[BEGIN]
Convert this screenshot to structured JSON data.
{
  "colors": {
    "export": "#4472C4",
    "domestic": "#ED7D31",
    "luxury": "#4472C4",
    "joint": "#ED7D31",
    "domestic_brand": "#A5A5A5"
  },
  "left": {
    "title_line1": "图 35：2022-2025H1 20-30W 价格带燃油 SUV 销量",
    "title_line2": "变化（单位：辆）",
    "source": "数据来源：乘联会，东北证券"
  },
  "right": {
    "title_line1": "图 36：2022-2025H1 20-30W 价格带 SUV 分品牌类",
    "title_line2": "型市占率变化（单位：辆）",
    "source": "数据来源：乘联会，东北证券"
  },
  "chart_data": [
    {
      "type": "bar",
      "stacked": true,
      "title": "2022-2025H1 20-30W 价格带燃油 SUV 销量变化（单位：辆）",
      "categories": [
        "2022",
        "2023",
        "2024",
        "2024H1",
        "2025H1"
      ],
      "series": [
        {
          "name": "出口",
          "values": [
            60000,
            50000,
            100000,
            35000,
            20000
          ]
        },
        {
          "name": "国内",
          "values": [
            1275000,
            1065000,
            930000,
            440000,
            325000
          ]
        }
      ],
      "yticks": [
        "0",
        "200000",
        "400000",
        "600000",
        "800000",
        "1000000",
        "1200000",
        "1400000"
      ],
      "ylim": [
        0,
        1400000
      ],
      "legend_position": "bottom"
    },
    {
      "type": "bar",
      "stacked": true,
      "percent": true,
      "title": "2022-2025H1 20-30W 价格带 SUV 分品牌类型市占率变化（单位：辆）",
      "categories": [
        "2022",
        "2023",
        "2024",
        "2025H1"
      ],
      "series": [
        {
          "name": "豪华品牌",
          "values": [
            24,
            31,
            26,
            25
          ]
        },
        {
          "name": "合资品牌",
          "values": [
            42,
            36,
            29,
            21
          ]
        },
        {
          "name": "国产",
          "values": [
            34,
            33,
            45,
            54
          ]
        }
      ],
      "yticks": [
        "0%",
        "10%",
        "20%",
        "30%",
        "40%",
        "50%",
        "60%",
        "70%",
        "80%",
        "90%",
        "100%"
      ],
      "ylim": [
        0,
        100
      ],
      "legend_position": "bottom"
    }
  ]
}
[END]
TASK TO CARRY OUT: Collect every line from the records above that contains the word "name".

SOLUTION FOR THIS EXERCISE:
          "name": "出口",
          "name": "国内",
          "name": "豪华品牌",
          "name": "合资品牌",
          "name": "国产",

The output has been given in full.